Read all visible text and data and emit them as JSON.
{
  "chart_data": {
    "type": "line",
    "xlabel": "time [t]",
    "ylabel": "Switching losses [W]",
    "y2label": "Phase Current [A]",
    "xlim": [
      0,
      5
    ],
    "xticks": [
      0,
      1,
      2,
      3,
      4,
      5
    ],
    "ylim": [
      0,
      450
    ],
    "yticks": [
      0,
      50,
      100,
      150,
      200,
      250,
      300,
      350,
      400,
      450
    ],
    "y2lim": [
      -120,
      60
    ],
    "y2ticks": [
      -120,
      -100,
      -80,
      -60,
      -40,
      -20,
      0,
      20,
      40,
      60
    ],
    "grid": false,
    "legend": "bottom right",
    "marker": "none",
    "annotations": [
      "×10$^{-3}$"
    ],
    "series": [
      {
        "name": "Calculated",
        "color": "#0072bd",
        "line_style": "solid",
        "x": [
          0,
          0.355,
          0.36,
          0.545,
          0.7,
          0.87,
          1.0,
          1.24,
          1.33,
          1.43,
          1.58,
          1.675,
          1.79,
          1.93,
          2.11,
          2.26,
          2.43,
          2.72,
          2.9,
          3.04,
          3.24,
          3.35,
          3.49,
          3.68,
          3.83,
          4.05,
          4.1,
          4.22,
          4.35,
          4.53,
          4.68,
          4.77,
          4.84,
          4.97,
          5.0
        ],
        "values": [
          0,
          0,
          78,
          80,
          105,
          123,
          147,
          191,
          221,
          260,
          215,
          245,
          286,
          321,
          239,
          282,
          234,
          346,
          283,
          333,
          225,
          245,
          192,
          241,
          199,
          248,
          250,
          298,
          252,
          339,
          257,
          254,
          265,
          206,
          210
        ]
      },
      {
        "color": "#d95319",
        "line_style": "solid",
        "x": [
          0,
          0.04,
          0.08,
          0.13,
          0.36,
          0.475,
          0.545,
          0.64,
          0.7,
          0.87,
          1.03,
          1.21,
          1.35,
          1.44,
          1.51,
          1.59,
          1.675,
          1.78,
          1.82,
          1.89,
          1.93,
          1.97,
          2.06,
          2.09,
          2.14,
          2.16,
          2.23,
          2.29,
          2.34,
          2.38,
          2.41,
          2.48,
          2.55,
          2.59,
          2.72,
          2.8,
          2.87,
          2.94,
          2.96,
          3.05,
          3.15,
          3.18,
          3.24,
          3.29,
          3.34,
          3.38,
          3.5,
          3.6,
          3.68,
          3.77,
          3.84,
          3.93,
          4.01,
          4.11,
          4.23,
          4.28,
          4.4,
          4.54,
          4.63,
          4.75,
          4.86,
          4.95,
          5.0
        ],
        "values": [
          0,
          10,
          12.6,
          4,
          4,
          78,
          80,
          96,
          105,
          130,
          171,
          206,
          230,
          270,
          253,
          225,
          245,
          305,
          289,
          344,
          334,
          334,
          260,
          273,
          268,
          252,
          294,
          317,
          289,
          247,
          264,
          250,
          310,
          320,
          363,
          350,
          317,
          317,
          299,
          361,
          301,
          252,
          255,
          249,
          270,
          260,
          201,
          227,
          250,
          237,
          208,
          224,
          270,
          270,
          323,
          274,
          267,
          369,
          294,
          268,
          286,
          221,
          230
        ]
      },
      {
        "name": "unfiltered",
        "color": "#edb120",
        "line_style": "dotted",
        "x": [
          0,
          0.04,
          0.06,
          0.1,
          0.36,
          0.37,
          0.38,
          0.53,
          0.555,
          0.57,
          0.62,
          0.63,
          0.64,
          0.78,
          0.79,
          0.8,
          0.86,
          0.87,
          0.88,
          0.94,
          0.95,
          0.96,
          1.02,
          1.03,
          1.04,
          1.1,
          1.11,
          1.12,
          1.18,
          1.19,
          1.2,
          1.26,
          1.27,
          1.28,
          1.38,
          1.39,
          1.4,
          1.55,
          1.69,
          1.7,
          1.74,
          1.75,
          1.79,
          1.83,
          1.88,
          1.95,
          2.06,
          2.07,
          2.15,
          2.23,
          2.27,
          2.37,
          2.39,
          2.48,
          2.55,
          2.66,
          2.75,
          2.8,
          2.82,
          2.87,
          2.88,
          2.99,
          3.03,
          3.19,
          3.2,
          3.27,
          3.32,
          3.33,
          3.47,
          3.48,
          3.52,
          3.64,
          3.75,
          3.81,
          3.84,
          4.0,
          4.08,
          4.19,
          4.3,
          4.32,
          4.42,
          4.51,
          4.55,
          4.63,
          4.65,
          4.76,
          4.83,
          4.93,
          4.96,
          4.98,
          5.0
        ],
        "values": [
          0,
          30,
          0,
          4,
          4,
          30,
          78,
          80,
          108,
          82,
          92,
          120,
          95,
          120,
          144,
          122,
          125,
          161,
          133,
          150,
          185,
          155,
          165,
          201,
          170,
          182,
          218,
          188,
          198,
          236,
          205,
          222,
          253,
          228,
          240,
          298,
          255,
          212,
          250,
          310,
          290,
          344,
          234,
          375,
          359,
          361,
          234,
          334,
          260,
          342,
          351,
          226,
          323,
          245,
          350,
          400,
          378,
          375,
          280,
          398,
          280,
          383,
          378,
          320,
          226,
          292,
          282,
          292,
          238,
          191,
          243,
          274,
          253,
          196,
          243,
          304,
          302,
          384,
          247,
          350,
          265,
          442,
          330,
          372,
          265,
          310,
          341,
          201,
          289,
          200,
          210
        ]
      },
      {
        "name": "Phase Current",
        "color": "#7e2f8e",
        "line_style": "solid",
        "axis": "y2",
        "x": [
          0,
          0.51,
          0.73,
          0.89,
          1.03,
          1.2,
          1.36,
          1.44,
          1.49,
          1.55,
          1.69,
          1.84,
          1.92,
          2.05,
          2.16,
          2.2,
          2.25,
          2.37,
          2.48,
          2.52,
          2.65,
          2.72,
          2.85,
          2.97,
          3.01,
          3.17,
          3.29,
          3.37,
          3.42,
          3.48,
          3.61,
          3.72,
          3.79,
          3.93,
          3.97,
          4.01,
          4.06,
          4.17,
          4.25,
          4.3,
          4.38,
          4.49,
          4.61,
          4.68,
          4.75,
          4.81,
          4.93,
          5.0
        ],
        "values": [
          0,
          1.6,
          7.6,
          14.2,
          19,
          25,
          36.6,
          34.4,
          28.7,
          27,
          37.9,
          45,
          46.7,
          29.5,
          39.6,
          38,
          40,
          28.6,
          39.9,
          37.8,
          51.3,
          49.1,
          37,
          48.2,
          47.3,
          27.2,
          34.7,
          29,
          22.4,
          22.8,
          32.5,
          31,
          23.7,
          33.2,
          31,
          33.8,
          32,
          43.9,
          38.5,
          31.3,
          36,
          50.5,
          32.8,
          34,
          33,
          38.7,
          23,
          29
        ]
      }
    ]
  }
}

- - - - - - -

_Aim of the exercise_
Across all the entries, count the lines that contain the word "Phase" and give the number by itself.

_Solution to this exercise_
2